Top of Source document

SZHTR v Minister for Immigration
[2007] FMCA 312
•13 March 2007
FEDERAL MAGISTRATES COURT OF AUSTRALIA
| SZHTR v MINISTER FOR IMMIGRATION & ANOR | [2007] FMCA 312 |
| MIGRATION – Review of Refugee Review Tribunal decision – refusal of a protection visa decision – applicant claiming political persecution in India – no reviewable error found – application dismissed. |
| Federal Magistrates Court Rules 2001 (Cth) Migration Act 1958 (Cth), ss.65, 91R, 414, 424A |
| Applicant: | SZHTR |
| First Respondent: | MINISTER FOR IMMIGRATION & CITIZENSHIP |
| Second Respondent: | REFUGEE REVIEW TRIBUNAL |
| File Number: | SYG3592 of 2005 |
| Judgment of: | Driver FM |
| Hearing date: | 13 March 2007 |
| Delivered at: | Sydney |
| Delivered on: | 13 March 2007 |
REPRESENTATION
The Applicant appeared in person
| Counsel for the Respondents: | Mr T Reilly |
| Solicitors for the Respondents: | Blake Dawson Waldron |
ORDERS
The title of the first respondent is amended to the Minister for Immigration and Citizenship.
The application is dismissed.
The applicant is to pay the first respondent’s costs and disbursements of and incidental to the application in the sum of $5,000 in accordance with rule 44.15(1) and item 1(c) of part 2 of schedule 1 to the Federal Magistrates Court Rules 2001 (Cth).
| FEDERAL MAGISTRATES COURT OF AUSTRALIA AT SYDNEY |
SYG3592 of 2005
| SZHTR |
Applicant
And
| MINISTER FOR IMMIGRATION & CITIZENSHIP |
First Respondent
| REFUGEE REVIEW TRIBUNAL |
Second Respondent
REASONS FOR JUDGMENT
(revised from transcript)
This is an application to review a decision of the Refugee Review Tribunal (“the Tribunal”). The decision was handed down on 10 November 2005. The Tribunal affirmed a decision of a delegate of the Minister not to grant the applicant a protection visa. The applicant sought review of that decision in this Court by application filed on 7 December 2005. Although the applicant neglected to state in that application when he was notified of the Tribunal decision, it is apparent that that application was filed within 28 days of the handing down of the Tribunal decision. I find that the application was filed within time.
The background to the applicant’s protection visa claims and the Tribunal’s decision on them is summarised in the Minister’s written submissions. I adopt as background with necessary amendments paragraphs 2 to 4 of those submissions for the purposes of this judgment:
The applicant applied for the visa on 20 April 2005: court book, pages 1-36. The delegate refused the visa on 9 August 2005: court book, pages 39-47, and the applicant applied to the Tribunal for review on 23 August 2005: court book, pages 48-51. The Tribunal held a hearing on 18 October 2005.
The applicant claimed to fear persecution for reason of his political opinion in India. He claimed to be an active member of the Akali Dal (Badal Group) party in Punjab; that members of the rival Congress Party and the police kidnapped and tortured him on 15 August 2004, after which he claimed to have been hospitalised, and that they had caused false charges to be laid against him. He claimed the Congress Party were still looking for him. See generally court book, pages 72-80.

Bottom of Source document
Top of Dataset content

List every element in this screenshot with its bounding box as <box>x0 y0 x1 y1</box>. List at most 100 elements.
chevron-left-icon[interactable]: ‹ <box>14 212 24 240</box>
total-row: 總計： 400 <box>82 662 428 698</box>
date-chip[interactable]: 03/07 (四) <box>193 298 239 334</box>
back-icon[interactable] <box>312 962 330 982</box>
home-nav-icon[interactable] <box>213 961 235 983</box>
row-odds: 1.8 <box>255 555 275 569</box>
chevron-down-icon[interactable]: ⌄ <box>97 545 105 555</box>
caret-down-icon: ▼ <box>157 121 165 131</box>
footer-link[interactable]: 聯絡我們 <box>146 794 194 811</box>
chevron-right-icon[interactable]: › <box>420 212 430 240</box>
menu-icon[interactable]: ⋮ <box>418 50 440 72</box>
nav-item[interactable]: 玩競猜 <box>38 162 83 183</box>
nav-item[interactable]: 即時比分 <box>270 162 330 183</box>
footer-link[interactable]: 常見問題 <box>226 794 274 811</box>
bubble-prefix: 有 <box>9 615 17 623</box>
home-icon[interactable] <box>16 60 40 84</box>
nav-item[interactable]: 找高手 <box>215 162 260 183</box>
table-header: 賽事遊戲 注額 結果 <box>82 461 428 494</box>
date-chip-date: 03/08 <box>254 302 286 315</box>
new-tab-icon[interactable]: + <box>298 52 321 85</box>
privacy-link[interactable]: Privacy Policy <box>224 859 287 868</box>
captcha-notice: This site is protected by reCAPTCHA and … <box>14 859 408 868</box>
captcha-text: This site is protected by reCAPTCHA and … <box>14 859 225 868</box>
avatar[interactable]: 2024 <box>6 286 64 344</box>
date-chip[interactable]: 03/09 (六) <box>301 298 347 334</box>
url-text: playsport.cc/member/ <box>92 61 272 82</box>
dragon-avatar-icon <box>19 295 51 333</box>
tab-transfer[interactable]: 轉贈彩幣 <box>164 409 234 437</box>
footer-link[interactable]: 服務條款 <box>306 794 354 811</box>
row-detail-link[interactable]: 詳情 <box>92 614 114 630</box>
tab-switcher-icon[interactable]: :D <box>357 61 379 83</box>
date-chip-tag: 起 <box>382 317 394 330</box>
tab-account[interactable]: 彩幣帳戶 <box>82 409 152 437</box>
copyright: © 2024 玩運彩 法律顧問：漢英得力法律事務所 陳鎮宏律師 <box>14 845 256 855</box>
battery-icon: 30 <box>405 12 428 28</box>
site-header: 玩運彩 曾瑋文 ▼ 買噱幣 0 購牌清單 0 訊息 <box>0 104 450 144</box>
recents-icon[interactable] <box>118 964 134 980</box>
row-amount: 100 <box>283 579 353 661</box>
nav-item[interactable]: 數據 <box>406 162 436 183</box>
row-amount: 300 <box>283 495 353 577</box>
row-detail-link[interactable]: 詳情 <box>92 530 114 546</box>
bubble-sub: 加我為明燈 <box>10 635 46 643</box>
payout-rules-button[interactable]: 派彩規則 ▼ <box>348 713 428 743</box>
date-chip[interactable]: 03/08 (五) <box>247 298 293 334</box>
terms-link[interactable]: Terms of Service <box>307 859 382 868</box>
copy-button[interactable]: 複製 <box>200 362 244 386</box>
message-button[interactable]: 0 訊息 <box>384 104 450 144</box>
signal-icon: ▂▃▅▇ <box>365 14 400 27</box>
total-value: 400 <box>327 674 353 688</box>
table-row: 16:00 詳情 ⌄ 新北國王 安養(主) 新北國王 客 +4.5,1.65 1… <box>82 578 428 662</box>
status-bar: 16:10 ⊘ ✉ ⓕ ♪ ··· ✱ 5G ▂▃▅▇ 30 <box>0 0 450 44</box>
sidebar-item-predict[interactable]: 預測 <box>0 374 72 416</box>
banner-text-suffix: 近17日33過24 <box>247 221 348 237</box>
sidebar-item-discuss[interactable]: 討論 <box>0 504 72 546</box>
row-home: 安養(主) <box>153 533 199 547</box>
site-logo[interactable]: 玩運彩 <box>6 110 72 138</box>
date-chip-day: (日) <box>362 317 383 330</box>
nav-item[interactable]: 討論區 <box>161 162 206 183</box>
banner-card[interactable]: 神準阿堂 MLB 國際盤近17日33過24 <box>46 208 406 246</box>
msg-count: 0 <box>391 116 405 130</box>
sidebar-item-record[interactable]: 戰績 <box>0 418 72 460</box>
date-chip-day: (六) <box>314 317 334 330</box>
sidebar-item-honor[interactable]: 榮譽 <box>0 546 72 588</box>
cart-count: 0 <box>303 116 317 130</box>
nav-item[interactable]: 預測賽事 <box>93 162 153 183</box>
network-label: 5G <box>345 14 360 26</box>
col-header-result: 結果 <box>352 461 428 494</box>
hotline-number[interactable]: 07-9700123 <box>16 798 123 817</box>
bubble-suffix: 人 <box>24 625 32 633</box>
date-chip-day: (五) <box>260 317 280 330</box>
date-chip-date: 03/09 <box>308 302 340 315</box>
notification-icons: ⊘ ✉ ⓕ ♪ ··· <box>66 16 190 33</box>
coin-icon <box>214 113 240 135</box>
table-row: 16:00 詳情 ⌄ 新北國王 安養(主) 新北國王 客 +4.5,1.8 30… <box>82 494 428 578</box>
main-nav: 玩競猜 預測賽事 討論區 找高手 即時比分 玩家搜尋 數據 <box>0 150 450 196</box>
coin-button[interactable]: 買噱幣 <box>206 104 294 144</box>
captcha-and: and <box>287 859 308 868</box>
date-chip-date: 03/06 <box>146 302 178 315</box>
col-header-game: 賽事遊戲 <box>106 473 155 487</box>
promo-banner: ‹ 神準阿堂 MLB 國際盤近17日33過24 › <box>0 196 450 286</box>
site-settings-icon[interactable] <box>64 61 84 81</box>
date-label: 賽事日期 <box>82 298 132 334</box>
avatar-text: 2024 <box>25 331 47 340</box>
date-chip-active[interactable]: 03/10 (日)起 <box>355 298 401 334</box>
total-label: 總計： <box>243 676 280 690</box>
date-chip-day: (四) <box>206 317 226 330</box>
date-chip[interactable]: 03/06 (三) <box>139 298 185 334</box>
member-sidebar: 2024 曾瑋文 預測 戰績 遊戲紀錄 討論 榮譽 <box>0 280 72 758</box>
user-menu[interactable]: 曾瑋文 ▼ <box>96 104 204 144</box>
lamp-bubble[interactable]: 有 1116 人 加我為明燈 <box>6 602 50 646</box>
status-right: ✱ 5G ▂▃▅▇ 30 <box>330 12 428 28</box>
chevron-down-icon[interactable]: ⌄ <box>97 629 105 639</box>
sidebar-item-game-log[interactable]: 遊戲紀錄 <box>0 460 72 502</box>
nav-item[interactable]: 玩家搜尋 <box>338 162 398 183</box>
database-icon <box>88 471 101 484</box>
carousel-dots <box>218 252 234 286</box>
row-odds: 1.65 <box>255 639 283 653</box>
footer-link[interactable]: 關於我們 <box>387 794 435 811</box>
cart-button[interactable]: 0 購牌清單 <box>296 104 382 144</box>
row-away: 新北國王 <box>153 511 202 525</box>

Bottom of Dataset content

Explore the material —
(a) According to the judgment, on what date did the Tribunal hold a hearing?
(b) Rewrite the stretch of the judgment from "This is an application" through "filed within time.", putting "lodged" in place of "filed".

Exercise solutions —
(a) 18 October 2005

(b)
This is an application to review a decision of the Refugee Review Tribunal (“the Tribunal”). The decision was handed down on 10 November 2005. The Tribunal affirmed a decision of a delegate of the Minister not to grant the applicant a protection visa. The applicant sought review of that decision in this Court by application lodged on 7 December 2005. Although the applicant neglected to state in that application when he was notified of the Tribunal decision, it is apparent that that application was lodged within 28 days of the handing down of the Tribunal decision. I find that the application was lodged within time.